**Required task:** Go through the data below and gather each line containing "JSON".

**Provided data:**
------------------------------------------------------------

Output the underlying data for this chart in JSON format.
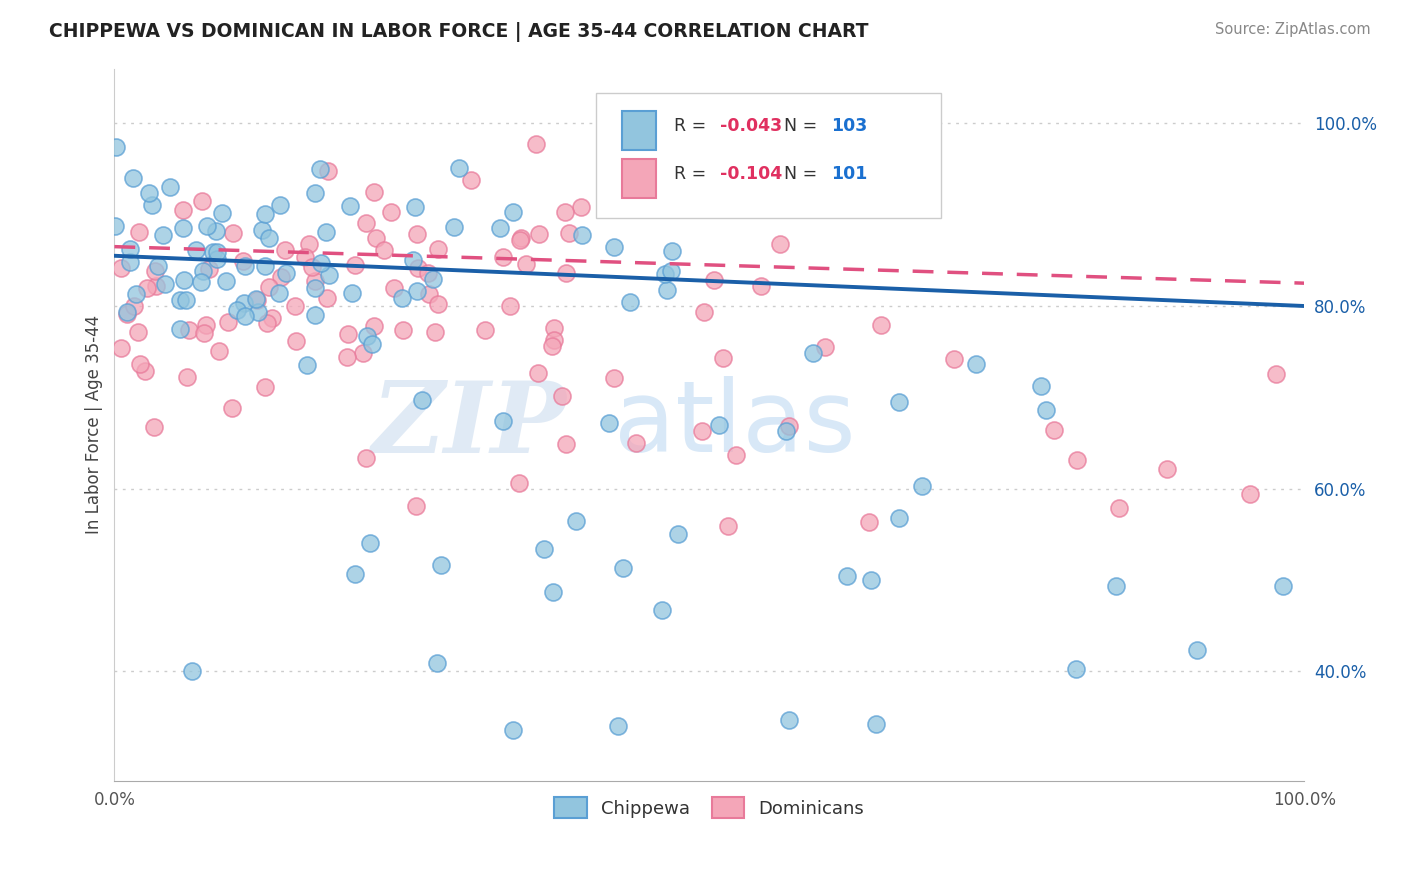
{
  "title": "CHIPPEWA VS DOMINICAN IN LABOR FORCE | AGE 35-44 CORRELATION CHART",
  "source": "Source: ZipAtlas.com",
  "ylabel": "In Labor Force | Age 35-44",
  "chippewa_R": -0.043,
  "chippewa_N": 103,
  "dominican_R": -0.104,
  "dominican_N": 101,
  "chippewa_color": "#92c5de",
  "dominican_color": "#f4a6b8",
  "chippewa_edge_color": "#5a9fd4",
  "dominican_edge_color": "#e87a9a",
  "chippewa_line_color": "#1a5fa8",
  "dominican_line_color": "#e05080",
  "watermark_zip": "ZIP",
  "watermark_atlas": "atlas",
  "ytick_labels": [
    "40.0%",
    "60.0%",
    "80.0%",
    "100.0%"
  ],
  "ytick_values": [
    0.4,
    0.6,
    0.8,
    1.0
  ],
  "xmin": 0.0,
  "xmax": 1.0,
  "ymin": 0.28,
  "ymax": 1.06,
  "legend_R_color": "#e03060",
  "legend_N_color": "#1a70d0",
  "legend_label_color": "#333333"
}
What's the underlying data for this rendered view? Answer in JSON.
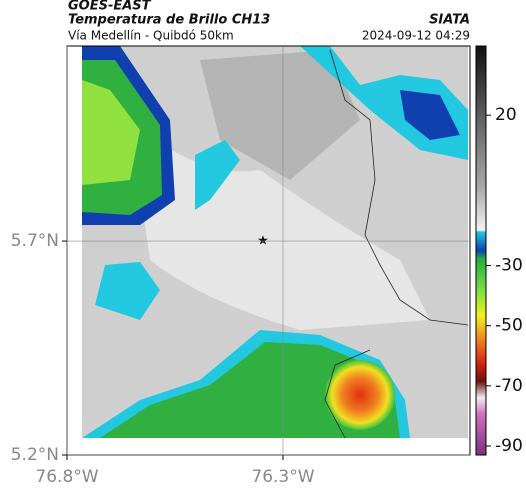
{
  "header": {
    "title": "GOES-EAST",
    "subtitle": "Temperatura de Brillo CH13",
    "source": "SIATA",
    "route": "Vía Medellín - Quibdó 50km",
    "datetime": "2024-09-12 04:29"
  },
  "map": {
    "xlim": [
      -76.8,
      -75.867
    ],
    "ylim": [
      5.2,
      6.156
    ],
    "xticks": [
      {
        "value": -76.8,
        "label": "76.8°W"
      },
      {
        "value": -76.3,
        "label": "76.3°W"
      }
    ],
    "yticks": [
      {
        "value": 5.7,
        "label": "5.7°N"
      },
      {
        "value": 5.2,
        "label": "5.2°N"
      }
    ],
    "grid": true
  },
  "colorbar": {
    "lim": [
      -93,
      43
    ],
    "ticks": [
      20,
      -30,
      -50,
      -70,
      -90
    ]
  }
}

------------------------------------------------------------

**Completed exercise:**
Output the underlying data for this chart in JSON format.
What's the underlying data for this rendered view? Answer in JSON.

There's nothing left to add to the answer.